— begin —

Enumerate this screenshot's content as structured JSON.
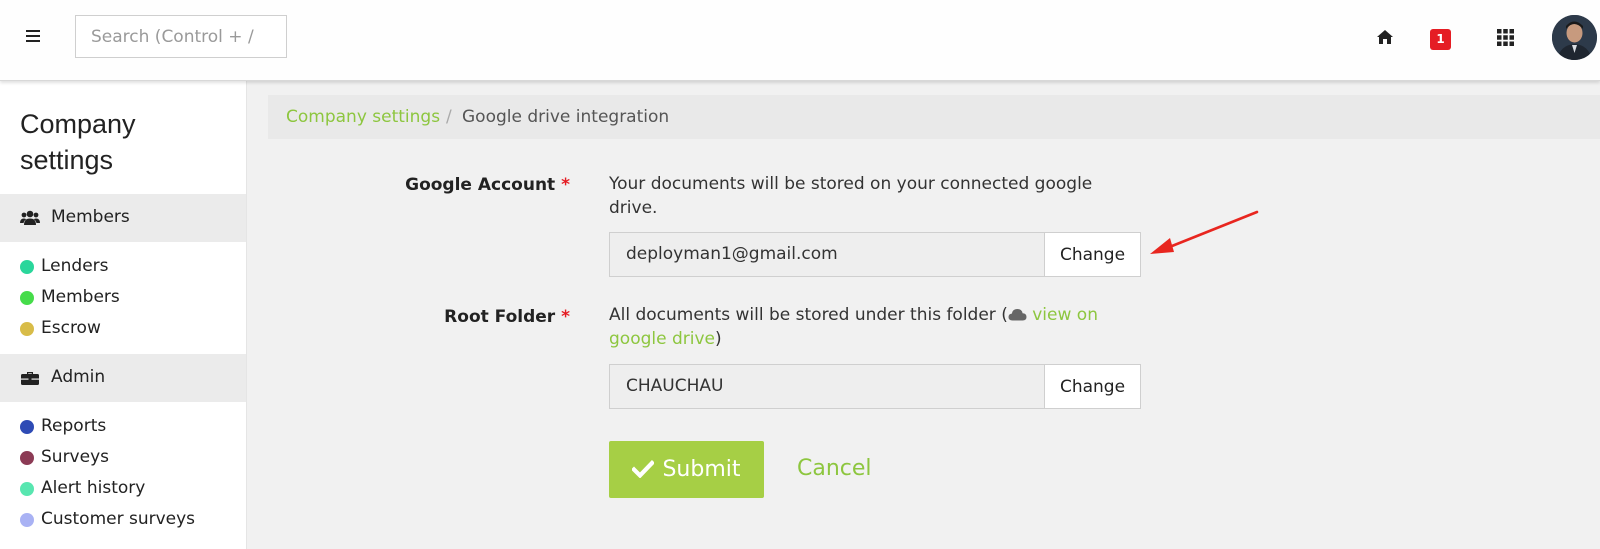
{
  "topbar": {
    "search_placeholder": "Search (Control + /",
    "notifications_count": "1",
    "accent_color": "#e51d24"
  },
  "sidebar": {
    "title": "Company settings",
    "sections": [
      {
        "label": "Members",
        "icon": "users-icon",
        "items": [
          {
            "label": "Lenders",
            "color": "#2ad69b"
          },
          {
            "label": "Members",
            "color": "#46dc4a"
          },
          {
            "label": "Escrow",
            "color": "#d8bc48"
          }
        ]
      },
      {
        "label": "Admin",
        "icon": "briefcase-icon",
        "items": [
          {
            "label": "Reports",
            "color": "#2e4bb5"
          },
          {
            "label": "Surveys",
            "color": "#8c3b55"
          },
          {
            "label": "Alert history",
            "color": "#58e6b0"
          },
          {
            "label": "Customer surveys",
            "color": "#a9b2f4"
          }
        ]
      }
    ]
  },
  "breadcrumb": {
    "parent": "Company settings",
    "separator": "/",
    "current": "Google drive integration"
  },
  "form": {
    "google_account": {
      "label": "Google Account",
      "required_mark": "*",
      "help": "Your documents will be stored on your connected google drive.",
      "value": "deployman1@gmail.com",
      "button": "Change"
    },
    "root_folder": {
      "label": "Root Folder",
      "required_mark": "*",
      "help_prefix": "All documents will be stored under this folder (",
      "help_link": "view on google drive",
      "help_suffix": ")",
      "value": "CHAUCHAU",
      "button": "Change"
    },
    "submit_label": "Submit",
    "cancel_label": "Cancel",
    "accent_color": "#8dc63f"
  }
}
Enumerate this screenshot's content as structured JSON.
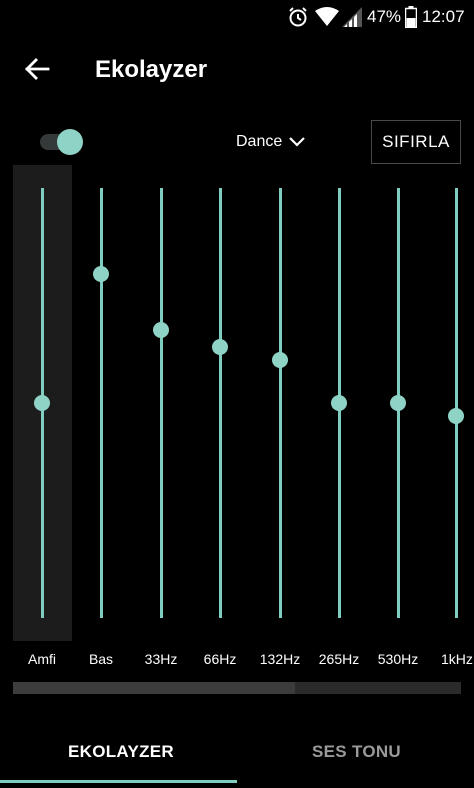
{
  "status_bar": {
    "battery_percent": "47%",
    "time": "12:07",
    "icons": [
      "alarm-icon",
      "wifi-icon",
      "signal-icon",
      "battery-icon"
    ]
  },
  "header": {
    "back_icon": "arrow-left-icon",
    "title": "Ekolayzer"
  },
  "controls": {
    "enabled": true,
    "preset": "Dance",
    "reset_label": "SIFIRLA"
  },
  "equalizer": {
    "bands": [
      {
        "label": "Amfi",
        "level": 0.5
      },
      {
        "label": "Bas",
        "level": 0.8
      },
      {
        "label": "33Hz",
        "level": 0.67
      },
      {
        "label": "66Hz",
        "level": 0.63
      },
      {
        "label": "132Hz",
        "level": 0.6
      },
      {
        "label": "265Hz",
        "level": 0.5
      },
      {
        "label": "530Hz",
        "level": 0.5
      },
      {
        "label": "1kHz",
        "level": 0.47
      }
    ],
    "scroll_position": 0.63
  },
  "tabs": [
    {
      "label": "EKOLAYZER",
      "active": true
    },
    {
      "label": "SES TONU",
      "active": false
    }
  ],
  "colors": {
    "accent": "#7ecdc0",
    "background": "#000000"
  }
}
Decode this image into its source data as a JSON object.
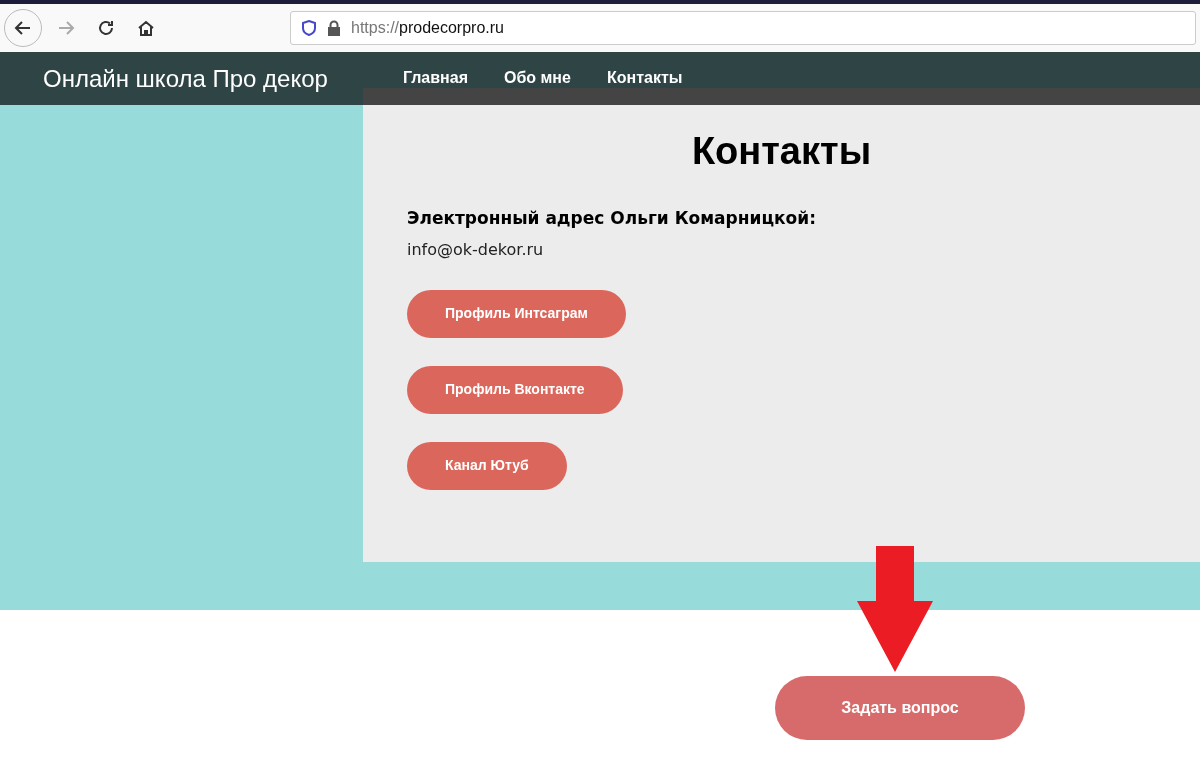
{
  "browser": {
    "url_scheme": "https://",
    "url_host": "prodecorpro.ru"
  },
  "site": {
    "title": "Онлайн школа Про декор",
    "nav": [
      {
        "label": "Главная"
      },
      {
        "label": "Обо мне"
      },
      {
        "label": "Контакты"
      }
    ]
  },
  "contacts": {
    "heading": "Контакты",
    "email_label": "Электронный адрес Ольги Комарницкой:",
    "email": "info@ok-dekor.ru",
    "buttons": [
      {
        "label": "Профиль Интсаграм"
      },
      {
        "label": "Профиль Вконтакте"
      },
      {
        "label": "Канал Ютуб"
      }
    ]
  },
  "ask_button": {
    "label": "Задать вопрос"
  }
}
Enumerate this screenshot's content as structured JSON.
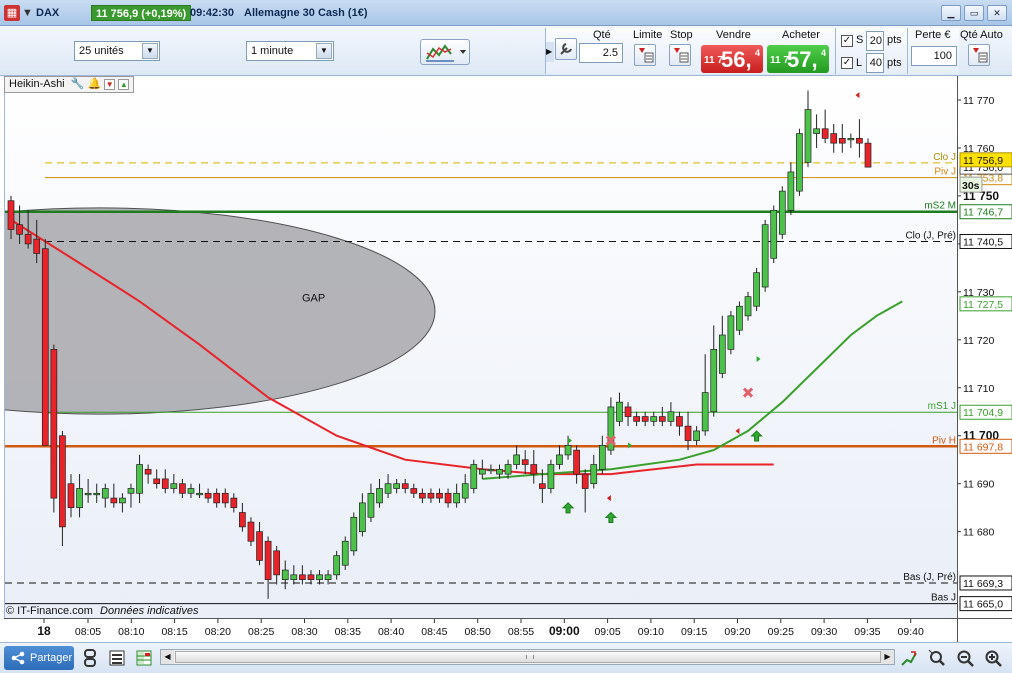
{
  "titlebar": {
    "instrument": "DAX",
    "last_price": "11 756,9 (+0,19%)",
    "time": "09:42:30",
    "market_name": "Allemagne 30 Cash (1€)"
  },
  "toolbar": {
    "units_select": "25 unités",
    "interval_select": "1 minute",
    "qty_label": "Qté",
    "qty_value": "2.5",
    "limit_label": "Limite",
    "stop_label": "Stop",
    "sell_label": "Vendre",
    "buy_label": "Acheter",
    "sell_price_small": "11 7",
    "sell_price_big": "56,",
    "sell_price_sup": "4",
    "buy_price_small": "11 7",
    "buy_price_big": "57,",
    "buy_price_sup": "4",
    "s_label": "S",
    "s_value": "20",
    "l_label": "L",
    "l_value": "40",
    "pts_label": "pts",
    "loss_label": "Perte €",
    "loss_value": "100",
    "qty_auto_label": "Qté Auto"
  },
  "chart": {
    "indicator_tag": "Heikin-Ashi",
    "gap_label": "GAP",
    "footer_copyright": "© IT-Finance.com",
    "footer_note": "Données indicatives",
    "colors": {
      "bull": "#4cc24a",
      "bear": "#e8232a",
      "ma": "#e8232a",
      "ma2": "#3aa02c",
      "gap": "#a8a8ad"
    }
  },
  "levels": [
    {
      "name": "Clo J",
      "price": "11 756,9",
      "value": 11756.9,
      "color": "#d6b400",
      "dash": true,
      "axis_bg": "#ffe100"
    },
    {
      "name": "Piv J",
      "price": "11 753,8",
      "value": 11753.8,
      "color": "#d08b10",
      "dash": false,
      "axis_bg": "#ffffff"
    },
    {
      "name": "mS2 M",
      "price": "11 746,7",
      "value": 11746.7,
      "color": "#1e7d1e",
      "dash": false,
      "axis_bg": "#ffffff",
      "thick": true
    },
    {
      "name": "Clo (J, Pré)",
      "price": "11 740,5",
      "value": 11740.5,
      "color": "#111111",
      "dash": true,
      "axis_bg": "#ffffff"
    },
    {
      "name": "mS1 J",
      "price": "11 704,9",
      "value": 11704.9,
      "color": "#3aa02c",
      "dash": false,
      "axis_bg": "#ffffff"
    },
    {
      "name": "Piv H",
      "price": "11 697,8",
      "value": 11697.8,
      "color": "#d05a10",
      "dash": false,
      "axis_bg": "#ffffff",
      "thick": true
    },
    {
      "name": "Bas (J, Pré)",
      "price": "11 669,3",
      "value": 11669.3,
      "color": "#111111",
      "dash": true,
      "axis_bg": "#ffffff"
    },
    {
      "name": "Bas J",
      "price": "11 665,0",
      "value": 11665.0,
      "color": "#111111",
      "dash": false,
      "axis_bg": "#ffffff"
    }
  ],
  "price_axis": {
    "ticks": [
      "11 770",
      "11 760",
      "11 750",
      "11 740",
      "11 730",
      "11 720",
      "11 710",
      "11 700",
      "11 690",
      "11 680"
    ],
    "tick_values": [
      11770,
      11760,
      11750,
      11740,
      11730,
      11720,
      11710,
      11700,
      11690,
      11680
    ],
    "bold_ticks": [
      "11 750",
      "11 700"
    ],
    "current_price": "11 756,0",
    "current_price_value": 11756.0,
    "ma_price": "11 727,5",
    "ma_price_value": 11727.5,
    "timer": "30s"
  },
  "time_axis": {
    "labels": [
      "18",
      "08:05",
      "08:10",
      "08:15",
      "08:20",
      "08:25",
      "08:30",
      "08:35",
      "08:40",
      "08:45",
      "08:50",
      "08:55",
      "09:00",
      "09:05",
      "09:10",
      "09:15",
      "09:20",
      "09:25",
      "09:30",
      "09:35",
      "09:40"
    ],
    "bold_labels": [
      "18",
      "09:00"
    ]
  },
  "bottombar": {
    "share_label": "Partager"
  },
  "chart_data": {
    "type": "candlestick",
    "title": "",
    "xlabel": "",
    "ylabel": "",
    "ylim": [
      11662,
      11775
    ],
    "x_start": "08:00",
    "x_end": "09:42",
    "candles": [
      {
        "o": 11749,
        "h": 11750,
        "l": 11741,
        "c": 11743
      },
      {
        "o": 11744,
        "h": 11748,
        "l": 11740,
        "c": 11742
      },
      {
        "o": 11742,
        "h": 11747,
        "l": 11739,
        "c": 11740
      },
      {
        "o": 11741,
        "h": 11745,
        "l": 11736,
        "c": 11738
      },
      {
        "o": 11739,
        "h": 11741,
        "l": 11698,
        "c": 11698
      },
      {
        "o": 11718,
        "h": 11719,
        "l": 11684,
        "c": 11687
      },
      {
        "o": 11700,
        "h": 11701,
        "l": 11677,
        "c": 11681
      },
      {
        "o": 11690,
        "h": 11692,
        "l": 11683,
        "c": 11685
      },
      {
        "o": 11685,
        "h": 11692,
        "l": 11683,
        "c": 11689
      },
      {
        "o": 11688,
        "h": 11691,
        "l": 11686,
        "c": 11688
      },
      {
        "o": 11688,
        "h": 11690,
        "l": 11686,
        "c": 11688
      },
      {
        "o": 11687,
        "h": 11690,
        "l": 11685,
        "c": 11689
      },
      {
        "o": 11687,
        "h": 11690,
        "l": 11685,
        "c": 11686
      },
      {
        "o": 11686,
        "h": 11688,
        "l": 11684,
        "c": 11687
      },
      {
        "o": 11688,
        "h": 11690,
        "l": 11685,
        "c": 11689
      },
      {
        "o": 11688,
        "h": 11696,
        "l": 11686,
        "c": 11694
      },
      {
        "o": 11693,
        "h": 11694,
        "l": 11690,
        "c": 11692
      },
      {
        "o": 11691,
        "h": 11693,
        "l": 11689,
        "c": 11690
      },
      {
        "o": 11691,
        "h": 11693,
        "l": 11688,
        "c": 11689
      },
      {
        "o": 11689,
        "h": 11692,
        "l": 11688,
        "c": 11690
      },
      {
        "o": 11690,
        "h": 11691,
        "l": 11687,
        "c": 11688
      },
      {
        "o": 11688,
        "h": 11690,
        "l": 11687,
        "c": 11689
      },
      {
        "o": 11688,
        "h": 11690,
        "l": 11687,
        "c": 11688
      },
      {
        "o": 11688,
        "h": 11689,
        "l": 11686,
        "c": 11687
      },
      {
        "o": 11688,
        "h": 11689,
        "l": 11685,
        "c": 11686
      },
      {
        "o": 11688,
        "h": 11689,
        "l": 11685,
        "c": 11686
      },
      {
        "o": 11687,
        "h": 11688,
        "l": 11684,
        "c": 11685
      },
      {
        "o": 11684,
        "h": 11686,
        "l": 11680,
        "c": 11681
      },
      {
        "o": 11682,
        "h": 11683,
        "l": 11677,
        "c": 11678
      },
      {
        "o": 11680,
        "h": 11682,
        "l": 11673,
        "c": 11674
      },
      {
        "o": 11678,
        "h": 11679,
        "l": 11666,
        "c": 11670
      },
      {
        "o": 11676,
        "h": 11677,
        "l": 11669,
        "c": 11671
      },
      {
        "o": 11670,
        "h": 11674,
        "l": 11668,
        "c": 11672
      },
      {
        "o": 11670,
        "h": 11673,
        "l": 11669,
        "c": 11671
      },
      {
        "o": 11671,
        "h": 11673,
        "l": 11669,
        "c": 11670
      },
      {
        "o": 11671,
        "h": 11672,
        "l": 11669,
        "c": 11670
      },
      {
        "o": 11670,
        "h": 11672,
        "l": 11669,
        "c": 11671
      },
      {
        "o": 11670,
        "h": 11672,
        "l": 11669,
        "c": 11671
      },
      {
        "o": 11671,
        "h": 11676,
        "l": 11670,
        "c": 11675
      },
      {
        "o": 11673,
        "h": 11679,
        "l": 11672,
        "c": 11678
      },
      {
        "o": 11676,
        "h": 11684,
        "l": 11675,
        "c": 11683
      },
      {
        "o": 11680,
        "h": 11688,
        "l": 11679,
        "c": 11686
      },
      {
        "o": 11683,
        "h": 11690,
        "l": 11682,
        "c": 11688
      },
      {
        "o": 11686,
        "h": 11691,
        "l": 11685,
        "c": 11689
      },
      {
        "o": 11688,
        "h": 11692,
        "l": 11687,
        "c": 11690
      },
      {
        "o": 11689,
        "h": 11691,
        "l": 11688,
        "c": 11690
      },
      {
        "o": 11690,
        "h": 11691,
        "l": 11688,
        "c": 11689
      },
      {
        "o": 11689,
        "h": 11690,
        "l": 11687,
        "c": 11688
      },
      {
        "o": 11688,
        "h": 11689,
        "l": 11686,
        "c": 11687
      },
      {
        "o": 11688,
        "h": 11689,
        "l": 11686,
        "c": 11687
      },
      {
        "o": 11688,
        "h": 11689,
        "l": 11686,
        "c": 11687
      },
      {
        "o": 11688,
        "h": 11689,
        "l": 11685,
        "c": 11686
      },
      {
        "o": 11686,
        "h": 11690,
        "l": 11685,
        "c": 11688
      },
      {
        "o": 11687,
        "h": 11692,
        "l": 11686,
        "c": 11690
      },
      {
        "o": 11689,
        "h": 11695,
        "l": 11688,
        "c": 11694
      },
      {
        "o": 11692,
        "h": 11695,
        "l": 11691,
        "c": 11693
      },
      {
        "o": 11693,
        "h": 11694,
        "l": 11692,
        "c": 11693
      },
      {
        "o": 11692,
        "h": 11694,
        "l": 11691,
        "c": 11693
      },
      {
        "o": 11692,
        "h": 11695,
        "l": 11691,
        "c": 11694
      },
      {
        "o": 11694,
        "h": 11698,
        "l": 11693,
        "c": 11696
      },
      {
        "o": 11695,
        "h": 11697,
        "l": 11692,
        "c": 11694
      },
      {
        "o": 11694,
        "h": 11697,
        "l": 11690,
        "c": 11692
      },
      {
        "o": 11690,
        "h": 11693,
        "l": 11686,
        "c": 11689
      },
      {
        "o": 11689,
        "h": 11695,
        "l": 11688,
        "c": 11694
      },
      {
        "o": 11694,
        "h": 11698,
        "l": 11693,
        "c": 11696
      },
      {
        "o": 11696,
        "h": 11700,
        "l": 11695,
        "c": 11698
      },
      {
        "o": 11697,
        "h": 11698,
        "l": 11690,
        "c": 11692
      },
      {
        "o": 11692,
        "h": 11693,
        "l": 11684,
        "c": 11689
      },
      {
        "o": 11690,
        "h": 11696,
        "l": 11689,
        "c": 11694
      },
      {
        "o": 11693,
        "h": 11700,
        "l": 11692,
        "c": 11698
      },
      {
        "o": 11697,
        "h": 11708,
        "l": 11696,
        "c": 11706
      },
      {
        "o": 11703,
        "h": 11709,
        "l": 11702,
        "c": 11707
      },
      {
        "o": 11706,
        "h": 11707,
        "l": 11702,
        "c": 11704
      },
      {
        "o": 11704,
        "h": 11705,
        "l": 11702,
        "c": 11703
      },
      {
        "o": 11704,
        "h": 11705,
        "l": 11702,
        "c": 11703
      },
      {
        "o": 11703,
        "h": 11705,
        "l": 11702,
        "c": 11704
      },
      {
        "o": 11704,
        "h": 11706,
        "l": 11702,
        "c": 11703
      },
      {
        "o": 11703,
        "h": 11707,
        "l": 11702,
        "c": 11705
      },
      {
        "o": 11704,
        "h": 11705,
        "l": 11700,
        "c": 11702
      },
      {
        "o": 11702,
        "h": 11705,
        "l": 11697,
        "c": 11699
      },
      {
        "o": 11699,
        "h": 11702,
        "l": 11698,
        "c": 11701
      },
      {
        "o": 11701,
        "h": 11717,
        "l": 11700,
        "c": 11709
      },
      {
        "o": 11705,
        "h": 11723,
        "l": 11704,
        "c": 11718
      },
      {
        "o": 11713,
        "h": 11725,
        "l": 11712,
        "c": 11721
      },
      {
        "o": 11718,
        "h": 11726,
        "l": 11717,
        "c": 11725
      },
      {
        "o": 11722,
        "h": 11728,
        "l": 11721,
        "c": 11727
      },
      {
        "o": 11725,
        "h": 11730,
        "l": 11724,
        "c": 11729
      },
      {
        "o": 11727,
        "h": 11735,
        "l": 11726,
        "c": 11734
      },
      {
        "o": 11731,
        "h": 11745,
        "l": 11730,
        "c": 11744
      },
      {
        "o": 11737,
        "h": 11748,
        "l": 11736,
        "c": 11747
      },
      {
        "o": 11742,
        "h": 11752,
        "l": 11741,
        "c": 11751
      },
      {
        "o": 11747,
        "h": 11757,
        "l": 11746,
        "c": 11755
      },
      {
        "o": 11751,
        "h": 11764,
        "l": 11750,
        "c": 11763
      },
      {
        "o": 11757,
        "h": 11772,
        "l": 11756,
        "c": 11768
      },
      {
        "o": 11763,
        "h": 11767,
        "l": 11760,
        "c": 11764
      },
      {
        "o": 11764,
        "h": 11768,
        "l": 11761,
        "c": 11762
      },
      {
        "o": 11763,
        "h": 11765,
        "l": 11759,
        "c": 11761
      },
      {
        "o": 11762,
        "h": 11765,
        "l": 11759,
        "c": 11761
      },
      {
        "o": 11762,
        "h": 11763,
        "l": 11760,
        "c": 11762
      },
      {
        "o": 11762,
        "h": 11766,
        "l": 11758,
        "c": 11761
      },
      {
        "o": 11761,
        "h": 11762,
        "l": 11756,
        "c": 11756
      }
    ],
    "ma_red": [
      [
        0,
        11745
      ],
      [
        8,
        11736
      ],
      [
        15,
        11728
      ],
      [
        22,
        11719
      ],
      [
        30,
        11708
      ],
      [
        38,
        11700
      ],
      [
        46,
        11695
      ],
      [
        55,
        11693
      ],
      [
        62,
        11692
      ],
      [
        70,
        11692
      ],
      [
        80,
        11694
      ],
      [
        89,
        11694
      ]
    ],
    "ma_green": [
      [
        55,
        11691
      ],
      [
        62,
        11692
      ],
      [
        70,
        11693
      ],
      [
        78,
        11695
      ],
      [
        82,
        11697
      ],
      [
        86,
        11701
      ],
      [
        90,
        11707
      ],
      [
        94,
        11714
      ],
      [
        98,
        11721
      ],
      [
        101,
        11725
      ],
      [
        104,
        11728
      ]
    ]
  }
}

— end —

» **Work required**:
Of the lines in the records, how many contain the word "documents"? Answer with the number and nothing else.

» **Output of the task**:
2